> [ЧТО НУЖНО СДЕЛАТЬ]:
• 1. Извлеките из дневника дословный фрагмент, начиная со слов «Многие из нашего» и заканчивая словами «этот год пути.».
• 2. Почему в дневнике тишина на фронте названа «затишьем перед бурей»? Ответьте в одном–трёх предложениях.

> [ОТРЫВОК]:
▼
- pismasfronta
Дневник. Павел Максимович Цапко. Часть 24.
Павел Максимович Цапко (род. в 1899 г.), старший сержант. Работал агрономом. 18 августа 1941 года призван в армию, в 7-й запасной стрелковый полк, позже – в 1662-й отдельный батальон 29-й бригады 10-й сапёрной армии, откуда был откомандирован в 1675-й батальон в должности помкомвзвода. К концу войны состоял в штабе 926-го отдельного корпусного сапёрного батальона 4-го гвардейского стрелкового Бранденбургского Краснознамённого корпуса. Участвовал в форсировании Вислы и Одера, прорывах на Ингульце и под Ковелем, обороне Днестровского плацдарма. Был контужен в боях за Берлин. Награждён двумя орденами Красной Звезды, медалью «За оборону Кавказа» и др.
6 декабря 1944 г.
Откомандирован в другую часть наш начштаба капитан Гольдинер. Жалко было расставаться с ним, за два года привыкли друг к другу, ничего не могу вспомнить плохого о нём. Хороший был человек и товарищ.
На его место прислали другого инженера, москвича, капитана Шувалова. Молодой ещё, лет 28, симпатичный, на вид неплохой человек.
На фронте стало тихо, только изредка можно услышать орудийный выстрел, или простучит пулемёт. Но данные нашей разведки говорят, что немец подтянул две свежие танковые дивизии и собирается снова наступать. Словом, затишье перед бурей. По газетным сведениям, 3-й Украинский фронт перешёл уже в наступление. Возможно, что и мы скоро «выйдем в широкий прорыв».
Питание стало совсем плохое, не хватает продуктов.
Получил письма от Тони и от Коти. Жду ответа на наше ходатайство о переводе его в нашу часть. Плохо, что нет радио. В этой глуши, в этом лесу как бы хотелось услышать живой голос из Москвы!
17 декабря 1944 г.
Многие из нашего батальона получили ордена и медали за форсирование Вислы. Мне, как и многим другим, начальник инженерных войск нашего корпуса полковник К., не имевший сам до сего времени ни одной награды, «урезал» награждения, и вместо ордена Отечественной войны мне дали орден Красной Звезды. Ну да чёрт с ним, хорошо и то, что жив тогда остался.
31 декабря 1944 г.
Вот и последний день 1944-го года. Кончился и этот год. Не исполнились наши пожелания. С окончанием этого года не окончилась война.
Большой путь прошли за истекший год: Лошкарёвка, Апостолово, прорыв на Ингульце, непролазная грязь весной в степях Украины, жуткий холодный циклон первого мая, когда люди десятками замерзали в Молдавии; переживания на Днестровском плацдарме, бои под Ковелем, Польша, Висла – мелькают в памяти картины пройденного за этот год пути.
Неужели и 1946-й придётся встречать на фронте?!.. Нет, не должно этого быть!
▲
> [НАБОР ДАННЫХ]:
▼
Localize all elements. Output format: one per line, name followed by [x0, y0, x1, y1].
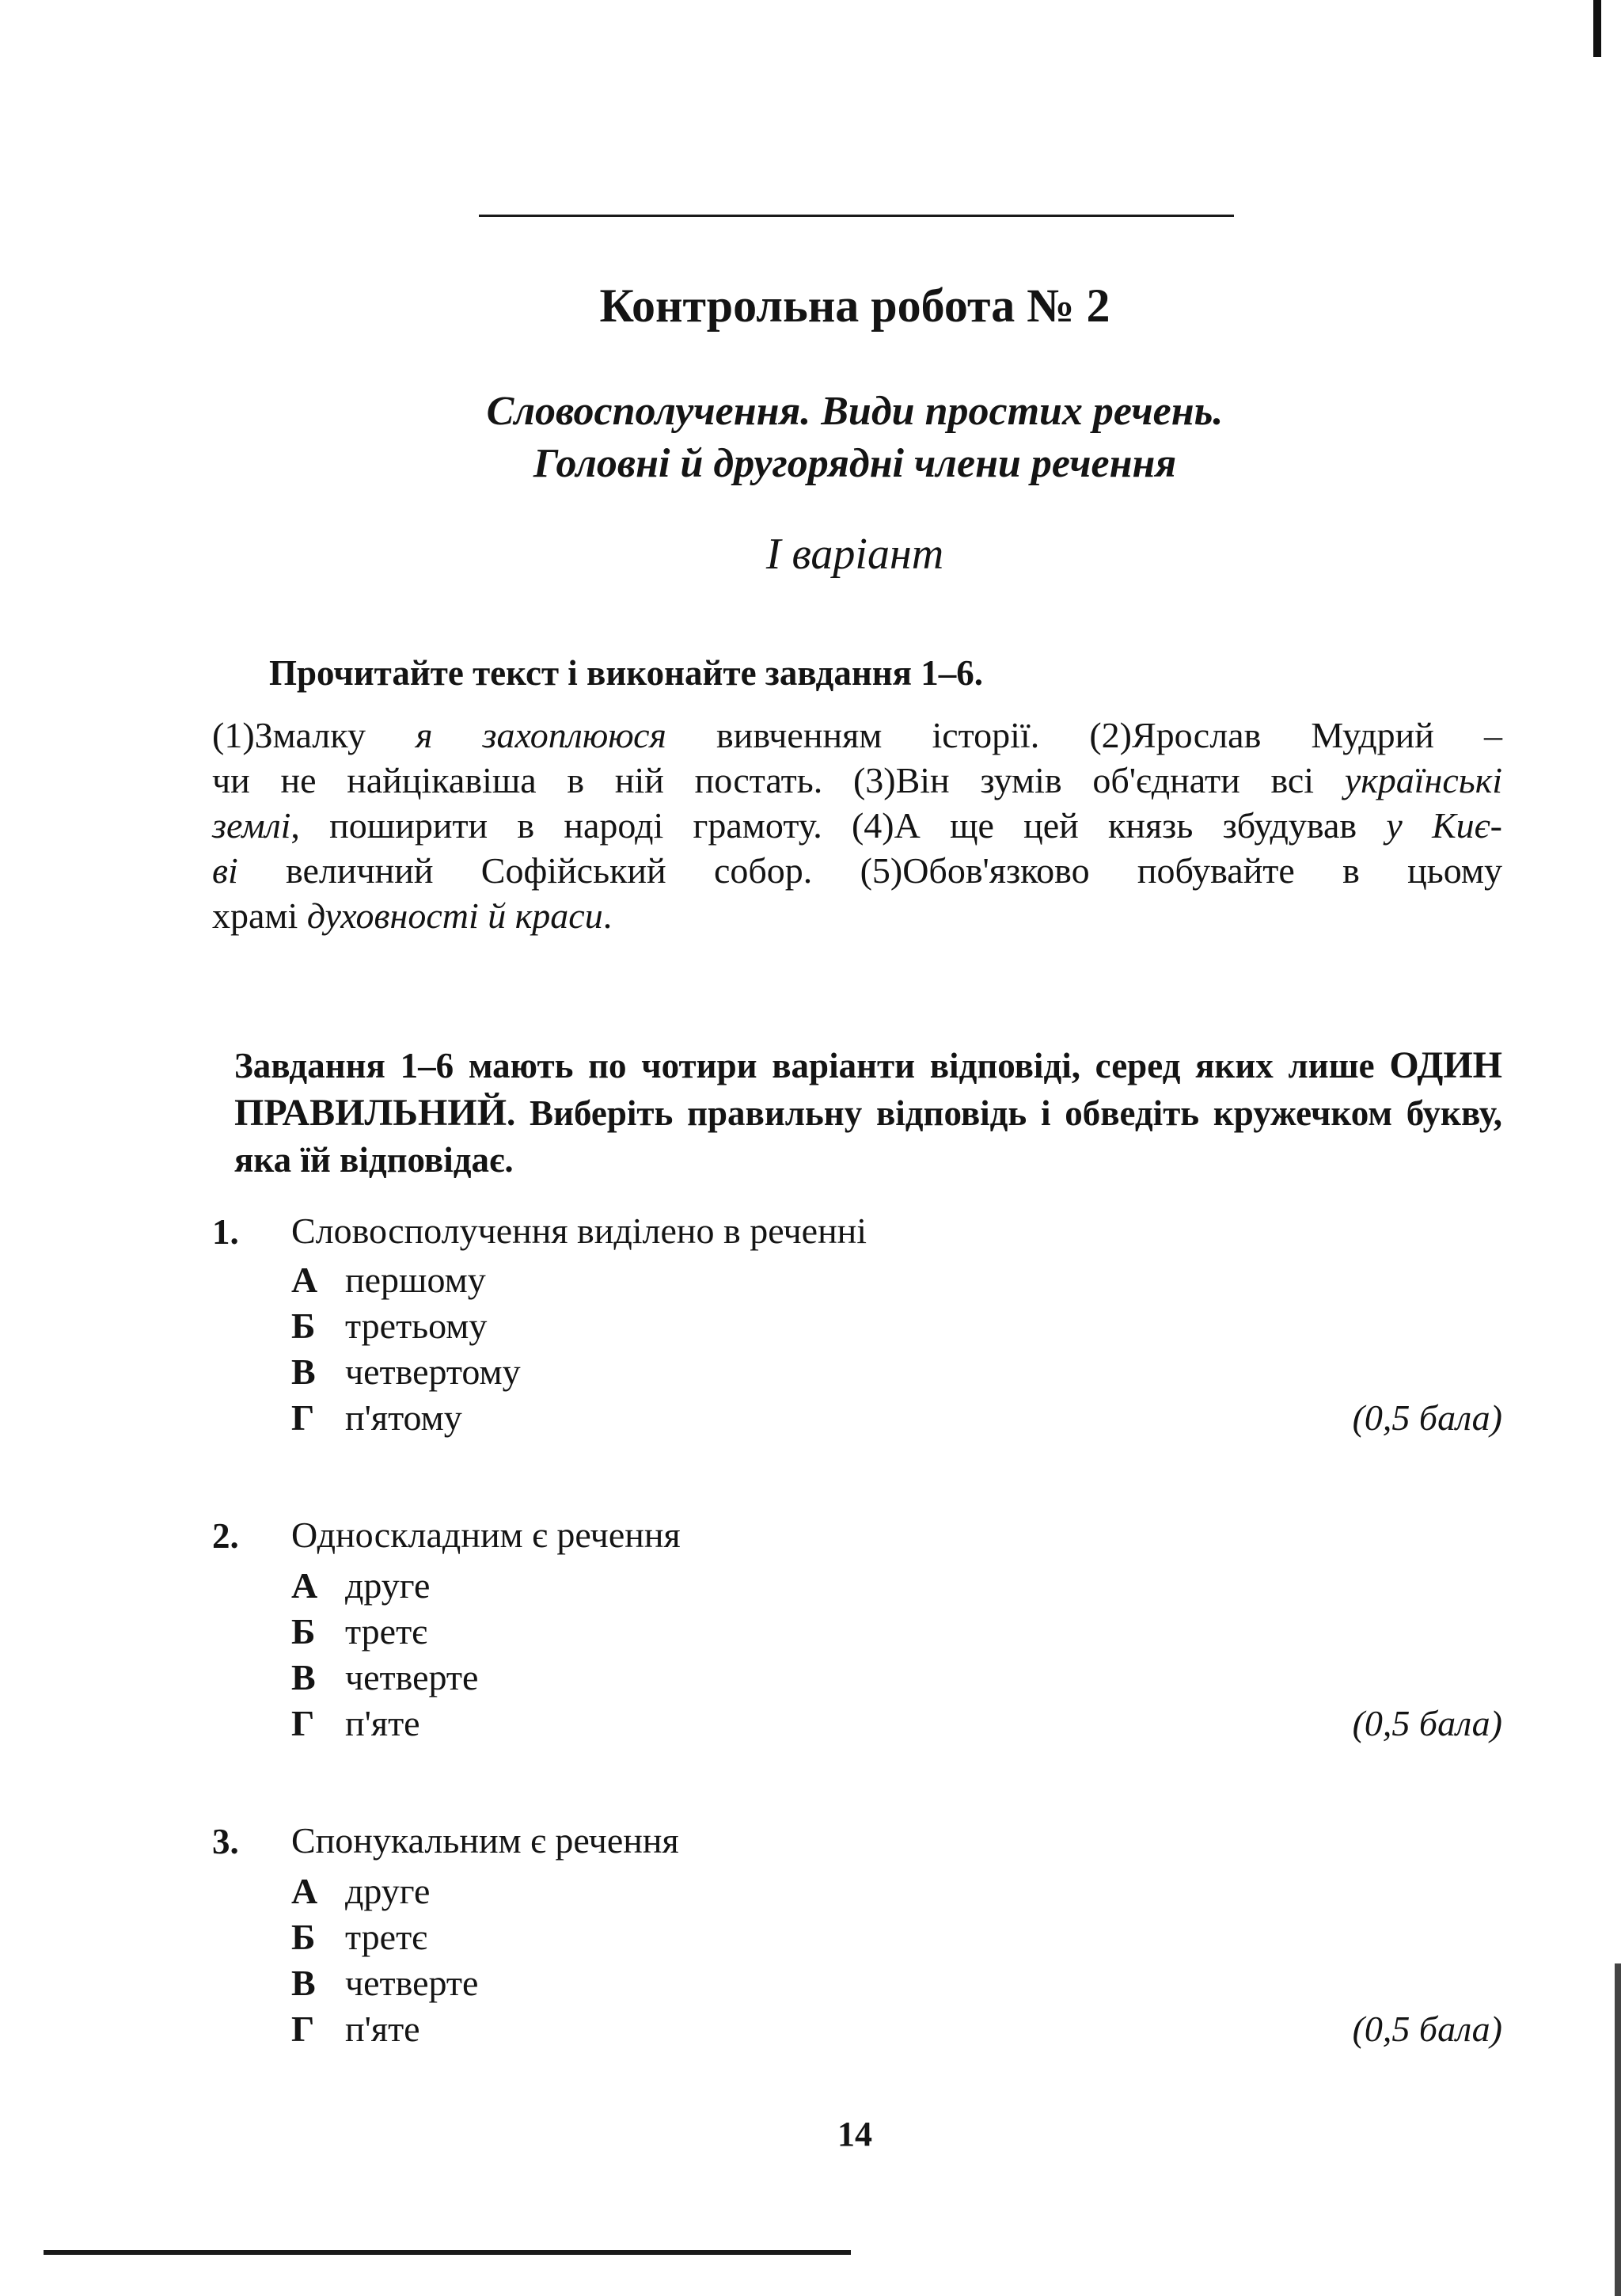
question-2-text: Односкладним є речення [291, 1515, 681, 1555]
question-3-points: (0,5 бала) [1352, 2009, 1502, 2049]
question-3-text: Спонукальним є речення [291, 1820, 679, 1861]
question-1-option-c-letter[interactable]: В [291, 1351, 316, 1392]
question-1-option-b-text: третьому [345, 1306, 488, 1346]
question-2-number: 2. [212, 1516, 239, 1556]
reading-text-line [212, 758, 1502, 803]
scan-edge-mark-top [1593, 0, 1601, 57]
question-1-option-a-text: першому [345, 1260, 486, 1300]
tasks-instruction-caps: ОДИН ПРАВИЛЬНИЙ [234, 1044, 1503, 1134]
variant-label: I варіант [765, 530, 944, 579]
top-rule [479, 215, 1234, 217]
reading-text-line [212, 893, 1502, 938]
question-2-option-d-letter[interactable]: Г [291, 1703, 315, 1743]
question-3-option-c-text: четверте [345, 1963, 479, 2003]
reading-text-line [212, 713, 1502, 758]
question-1-text: Словосполучення виділено в реченні [291, 1211, 867, 1251]
highlighted-phrase: ві [212, 850, 238, 891]
question-3-option-b-letter[interactable]: Б [291, 1917, 316, 1957]
page-title: Контрольна робота № 2 [599, 279, 1110, 332]
reading-text-run: , поширити в народі грамоту. (4)А ще цей князь збудував [290, 805, 1387, 846]
highlighted-phrase: українські [1344, 760, 1502, 800]
question-3-option-a-letter[interactable]: А [291, 1871, 318, 1911]
reading-text-run: чи не найцікавіша в ній постать. (3)Він зумів об'єднати всі [212, 760, 1345, 800]
bottom-rule [44, 2250, 851, 2255]
reading-text [212, 713, 1502, 938]
question-3-option-d-text: п'яте [345, 2009, 420, 2049]
question-2-option-a-letter[interactable]: А [291, 1565, 318, 1606]
topic-line-2: Головні й другорядні члени речення [533, 441, 1177, 486]
reading-text-run: величний Софійський собор. (5)Обов'язково побувайте в цьому [237, 850, 1502, 891]
question-1-option-a-letter[interactable]: А [291, 1260, 318, 1300]
highlighted-phrase: у Киє- [1386, 805, 1502, 846]
question-1-option-b-letter[interactable]: Б [291, 1306, 316, 1346]
tasks-instruction [234, 1042, 1502, 1184]
question-1-points: (0,5 бала) [1352, 1397, 1502, 1438]
reading-text-line [212, 803, 1502, 848]
tasks-instruction-part2: . Виберіть правильну відповідь і обведіть кружечком букву, яка їй відповідає. [234, 1093, 1502, 1180]
question-1-number: 1. [212, 1212, 239, 1252]
highlighted-phrase: духовності й краси [306, 895, 603, 936]
highlighted-phrase: я захоплююся [416, 715, 666, 755]
question-2-option-a-text: друге [345, 1565, 431, 1606]
topic-line-1: Словосполучення. Види простих речень. [486, 389, 1224, 434]
reading-instruction: Прочитайте текст і виконайте завдання 1–6. [269, 653, 984, 693]
reading-text-line [212, 848, 1502, 893]
question-2-option-c-letter[interactable]: В [291, 1657, 316, 1697]
question-1-option-c-text: четвертому [345, 1351, 521, 1392]
question-2-points: (0,5 бала) [1352, 1703, 1502, 1743]
reading-text-run: . [602, 895, 613, 936]
question-3-option-a-text: друге [345, 1871, 431, 1911]
question-2-option-b-text: третє [345, 1611, 427, 1652]
reading-text-run: (1)Змалку [212, 715, 416, 755]
highlighted-phrase: землі [212, 805, 291, 846]
question-3-number: 3. [212, 1822, 239, 1861]
question-3-option-c-letter[interactable]: В [291, 1963, 316, 2003]
page-number: 14 [837, 2115, 872, 2153]
tasks-instruction-part1: Завдання 1–6 мають по чотири варіанти відповіді, серед яких лише [234, 1046, 1375, 1085]
question-2-option-c-text: четверте [345, 1657, 479, 1697]
question-1-option-d-text: п'ятому [345, 1397, 462, 1438]
question-3-option-b-text: третє [345, 1917, 427, 1957]
reading-text-run: вивченням історії. (2)Ярослав Мудрий – [666, 715, 1502, 755]
question-2-option-d-text: п'яте [345, 1703, 420, 1743]
reading-text-run: храмі [212, 895, 307, 936]
question-2-option-b-letter[interactable]: Б [291, 1611, 316, 1652]
question-3-option-d-letter[interactable]: Г [291, 2009, 315, 2049]
question-1-option-d-letter[interactable]: Г [291, 1397, 315, 1438]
▲
> [ОЖИДАЕМЫЕ ОТВЕТЫ]:
• 1.
Многие из нашего батальона получили ордена и медали за форсирование Вислы. Мне, как и многим другим, начальник инженерных войск нашего корпуса полковник К., не имевший сам до сего времени ни одной награды, «урезал» награждения, и вместо ордена Отечественной войны мне дали орден Красной Звезды. Ну да чёрт с ним, хорошо и то, что жив тогда остался.
31 декабря 1944 г.
Вот и последний день 1944-го года. Кончился и этот год. Не исполнились наши пожелания. С окончанием этого года не окончилась война.
Большой путь прошли за истекший год: Лошкарёвка, Апостолово, прорыв на Ингульце, непролазная грязь весной в степях Украины, жуткий холодный циклон первого мая, когда люди десятками замерзали в Молдавии; переживания на Днестровском плацдарме, бои под Ковелем, Польша, Висла – мелькают в памяти картины пройденного за этот год пути.

• 2. По данным разведки, немец подтянул две свежие танковые дивизии и собирается снова наступать. Поэтому тишина на фронте, когда лишь изредка слышен орудийный выстрел или пулемёт, воспринимается как временная.